__Task__
Provide an exact reproduction of every entry.

__Materials provided__
—————

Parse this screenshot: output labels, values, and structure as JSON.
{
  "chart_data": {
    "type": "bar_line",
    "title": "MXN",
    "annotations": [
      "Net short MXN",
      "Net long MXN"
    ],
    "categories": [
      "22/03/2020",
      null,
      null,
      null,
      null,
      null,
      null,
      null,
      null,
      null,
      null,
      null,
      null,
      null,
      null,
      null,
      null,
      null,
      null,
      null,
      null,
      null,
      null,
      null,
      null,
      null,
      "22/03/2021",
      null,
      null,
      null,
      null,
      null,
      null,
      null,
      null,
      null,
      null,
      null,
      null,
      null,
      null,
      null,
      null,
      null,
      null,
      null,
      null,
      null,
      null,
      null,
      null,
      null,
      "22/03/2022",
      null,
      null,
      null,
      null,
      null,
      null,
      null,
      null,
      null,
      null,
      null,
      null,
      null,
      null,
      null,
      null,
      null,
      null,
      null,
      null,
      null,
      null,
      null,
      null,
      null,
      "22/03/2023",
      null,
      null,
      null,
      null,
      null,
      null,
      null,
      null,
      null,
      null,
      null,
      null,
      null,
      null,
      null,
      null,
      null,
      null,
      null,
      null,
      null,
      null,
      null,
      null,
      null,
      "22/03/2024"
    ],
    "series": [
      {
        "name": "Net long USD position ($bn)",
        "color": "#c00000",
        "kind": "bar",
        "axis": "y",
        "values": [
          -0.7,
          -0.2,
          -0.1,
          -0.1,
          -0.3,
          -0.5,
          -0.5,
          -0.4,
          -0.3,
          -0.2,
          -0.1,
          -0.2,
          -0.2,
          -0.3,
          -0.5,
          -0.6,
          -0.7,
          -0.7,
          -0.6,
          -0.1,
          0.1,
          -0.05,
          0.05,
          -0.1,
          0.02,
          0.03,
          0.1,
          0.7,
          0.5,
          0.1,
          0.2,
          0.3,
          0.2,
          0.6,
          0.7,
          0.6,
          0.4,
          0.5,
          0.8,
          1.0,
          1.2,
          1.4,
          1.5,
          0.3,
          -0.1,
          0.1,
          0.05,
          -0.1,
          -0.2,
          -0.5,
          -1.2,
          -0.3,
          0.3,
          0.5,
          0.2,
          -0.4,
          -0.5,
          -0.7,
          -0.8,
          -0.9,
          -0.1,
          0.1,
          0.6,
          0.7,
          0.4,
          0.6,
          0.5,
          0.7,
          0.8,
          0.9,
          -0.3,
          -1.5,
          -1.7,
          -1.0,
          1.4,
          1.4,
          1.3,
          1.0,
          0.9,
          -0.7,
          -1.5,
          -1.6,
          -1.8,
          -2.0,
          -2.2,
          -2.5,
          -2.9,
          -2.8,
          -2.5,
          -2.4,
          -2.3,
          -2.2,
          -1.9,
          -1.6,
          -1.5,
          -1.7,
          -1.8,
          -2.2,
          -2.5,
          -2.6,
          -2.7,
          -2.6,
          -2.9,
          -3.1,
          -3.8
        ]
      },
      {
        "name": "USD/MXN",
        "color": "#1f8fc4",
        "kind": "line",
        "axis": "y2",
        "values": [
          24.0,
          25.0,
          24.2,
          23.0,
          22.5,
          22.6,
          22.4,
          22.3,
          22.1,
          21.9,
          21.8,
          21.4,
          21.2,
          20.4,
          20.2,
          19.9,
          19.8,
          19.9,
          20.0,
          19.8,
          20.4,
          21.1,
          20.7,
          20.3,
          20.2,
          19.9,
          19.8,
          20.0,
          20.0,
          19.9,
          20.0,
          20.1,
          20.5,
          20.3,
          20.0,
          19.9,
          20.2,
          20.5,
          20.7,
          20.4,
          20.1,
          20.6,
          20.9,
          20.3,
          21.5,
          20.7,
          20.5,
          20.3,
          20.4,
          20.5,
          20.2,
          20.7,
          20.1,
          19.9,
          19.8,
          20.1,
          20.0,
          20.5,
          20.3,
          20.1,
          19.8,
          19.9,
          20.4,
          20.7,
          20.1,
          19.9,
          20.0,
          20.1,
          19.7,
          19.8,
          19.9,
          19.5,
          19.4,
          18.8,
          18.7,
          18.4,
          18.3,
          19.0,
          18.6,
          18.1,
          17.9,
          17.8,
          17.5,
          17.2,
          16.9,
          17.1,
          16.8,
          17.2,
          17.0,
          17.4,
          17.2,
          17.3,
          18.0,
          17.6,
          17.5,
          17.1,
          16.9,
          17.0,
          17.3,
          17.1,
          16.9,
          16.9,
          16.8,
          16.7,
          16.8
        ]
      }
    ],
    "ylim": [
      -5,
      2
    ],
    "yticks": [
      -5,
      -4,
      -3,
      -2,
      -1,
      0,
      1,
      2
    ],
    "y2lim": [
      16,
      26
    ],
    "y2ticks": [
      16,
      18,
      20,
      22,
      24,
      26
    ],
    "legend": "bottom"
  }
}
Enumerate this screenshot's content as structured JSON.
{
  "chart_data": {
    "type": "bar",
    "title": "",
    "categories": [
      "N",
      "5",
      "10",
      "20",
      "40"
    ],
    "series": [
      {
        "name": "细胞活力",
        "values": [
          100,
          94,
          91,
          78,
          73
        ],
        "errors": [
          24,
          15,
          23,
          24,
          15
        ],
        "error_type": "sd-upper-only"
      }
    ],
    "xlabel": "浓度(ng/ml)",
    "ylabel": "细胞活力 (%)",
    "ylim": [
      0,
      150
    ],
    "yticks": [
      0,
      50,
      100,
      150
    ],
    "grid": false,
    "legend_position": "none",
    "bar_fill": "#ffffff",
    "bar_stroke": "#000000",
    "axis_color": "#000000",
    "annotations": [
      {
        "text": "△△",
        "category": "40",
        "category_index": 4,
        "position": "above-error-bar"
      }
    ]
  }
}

—————

__Result__
Parse this screenshot: output labels, values, and structure as JSON.
{
  "chart_data": {
    "type": "bar_line",
    "title": "MXN",
    "annotations": [
      "Net short MXN",
      "Net long MXN"
    ],
    "categories": [
      "22/03/2020",
      null,
      null,
      null,
      null,
      null,
      null,
      null,
      null,
      null,
      null,
      null,
      null,
      null,
      null,
      null,
      null,
      null,
      null,
      null,
      null,
      null,
      null,
      null,
      null,
      null,
      "22/03/2021",
      null,
      null,
      null,
      null,
      null,
      null,
      null,
      null,
      null,
      null,
      null,
      null,
      null,
      null,
      null,
      null,
      null,
      null,
      null,
      null,
      null,
      null,
      null,
      null,
      null,
      "22/03/2022",
      null,
      null,
      null,
      null,
      null,
      null,
      null,
      null,
      null,
      null,
      null,
      null,
      null,
      null,
      null,
      null,
      null,
      null,
      null,
      null,
      null,
      null,
      null,
      null,
      null,
      "22/03/2023",
      null,
      null,
      null,
      null,
      null,
      null,
      null,
      null,
      null,
      null,
      null,
      null,
      null,
      null,
      null,
      null,
      null,
      null,
      null,
      null,
      null,
      null,
      null,
      null,
      null,
      "22/03/2024"
    ],
    "series": [
      {
        "name": "Net long USD position ($bn)",
        "color": "#c00000",
        "kind": "bar",
        "axis": "y",
        "values": [
          -0.7,
          -0.2,
          -0.1,
          -0.1,
          -0.3,
          -0.5,
          -0.5,
          -0.4,
          -0.3,
          -0.2,
          -0.1,
          -0.2,
          -0.2,
          -0.3,
          -0.5,
          -0.6,
          -0.7,
          -0.7,
          -0.6,
          -0.1,
          0.1,
          -0.05,
          0.05,
          -0.1,
          0.02,
          0.03,
          0.1,
          0.7,
          0.5,
          0.1,
          0.2,
          0.3,
          0.2,
          0.6,
          0.7,
          0.6,
          0.4,
          0.5,
          0.8,
          1.0,
          1.2,
          1.4,
          1.5,
          0.3,
          -0.1,
          0.1,
          0.05,
          -0.1,
          -0.2,
          -0.5,
          -1.2,
          -0.3,
          0.3,
          0.5,
          0.2,
          -0.4,
          -0.5,
          -0.7,
          -0.8,
          -0.9,
          -0.1,
          0.1,
          0.6,
          0.7,
          0.4,
          0.6,
          0.5,
          0.7,
          0.8,
          0.9,
          -0.3,
          -1.5,
          -1.7,
          -1.0,
          1.4,
          1.4,
          1.3,
          1.0,
          0.9,
          -0.7,
          -1.5,
          -1.6,
          -1.8,
          -2.0,
          -2.2,
          -2.5,
          -2.9,
          -2.8,
          -2.5,
          -2.4,
          -2.3,
          -2.2,
          -1.9,
          -1.6,
          -1.5,
          -1.7,
          -1.8,
          -2.2,
          -2.5,
          -2.6,
          -2.7,
          -2.6,
          -2.9,
          -3.1,
          -3.8
        ]
      },
      {
        "name": "USD/MXN",
        "color": "#1f8fc4",
        "kind": "line",
        "axis": "y2",
        "values": [
          24.0,
          25.0,
          24.2,
          23.0,
          22.5,
          22.6,
          22.4,
          22.3,
          22.1,
          21.9,
          21.8,
          21.4,
          21.2,
          20.4,
          20.2,
          19.9,
          19.8,
          19.9,
          20.0,
          19.8,
          20.4,
          21.1,
          20.7,
          20.3,
          20.2,
          19.9,
          19.8,
          20.0,
          20.0,
          19.9,
          20.0,
          20.1,
          20.5,
          20.3,
          20.0,
          19.9,
          20.2,
          20.5,
          20.7,
          20.4,
          20.1,
          20.6,
          20.9,
          20.3,
          21.5,
          20.7,
          20.5,
          20.3,
          20.4,
          20.5,
          20.2,
          20.7,
          20.1,
          19.9,
          19.8,
          20.1,
          20.0,
          20.5,
          20.3,
          20.1,
          19.8,
          19.9,
          20.4,
          20.7,
          20.1,
          19.9,
          20.0,
          20.1,
          19.7,
          19.8,
          19.9,
          19.5,
          19.4,
          18.8,
          18.7,
          18.4,
          18.3,
          19.0,
          18.6,
          18.1,
          17.9,
          17.8,
          17.5,
          17.2,
          16.9,
          17.1,
          16.8,
          17.2,
          17.0,
          17.4,
          17.2,
          17.3,
          18.0,
          17.6,
          17.5,
          17.1,
          16.9,
          17.0,
          17.3,
          17.1,
          16.9,
          16.9,
          16.8,
          16.7,
          16.8
        ]
      }
    ],
    "ylim": [
      -5,
      2
    ],
    "yticks": [
      -5,
      -4,
      -3,
      -2,
      -1,
      0,
      1,
      2
    ],
    "y2lim": [
      16,
      26
    ],
    "y2ticks": [
      16,
      18,
      20,
      22,
      24,
      26
    ],
    "legend": "bottom"
  }
}
Enumerate this screenshot's content as structured JSON.
{
  "chart_data": {
    "type": "bar",
    "title": "",
    "categories": [
      "N",
      "5",
      "10",
      "20",
      "40"
    ],
    "series": [
      {
        "name": "细胞活力",
        "values": [
          100,
          94,
          91,
          78,
          73
        ],
        "errors": [
          24,
          15,
          23,
          24,
          15
        ],
        "error_type": "sd-upper-only"
      }
    ],
    "xlabel": "浓度(ng/ml)",
    "ylabel": "细胞活力 (%)",
    "ylim": [
      0,
      150
    ],
    "yticks": [
      0,
      50,
      100,
      150
    ],
    "grid": false,
    "legend_position": "none",
    "bar_fill": "#ffffff",
    "bar_stroke": "#000000",
    "axis_color": "#000000",
    "annotations": [
      {
        "text": "△△",
        "category": "40",
        "category_index": 4,
        "position": "above-error-bar"
      }
    ]
  }
}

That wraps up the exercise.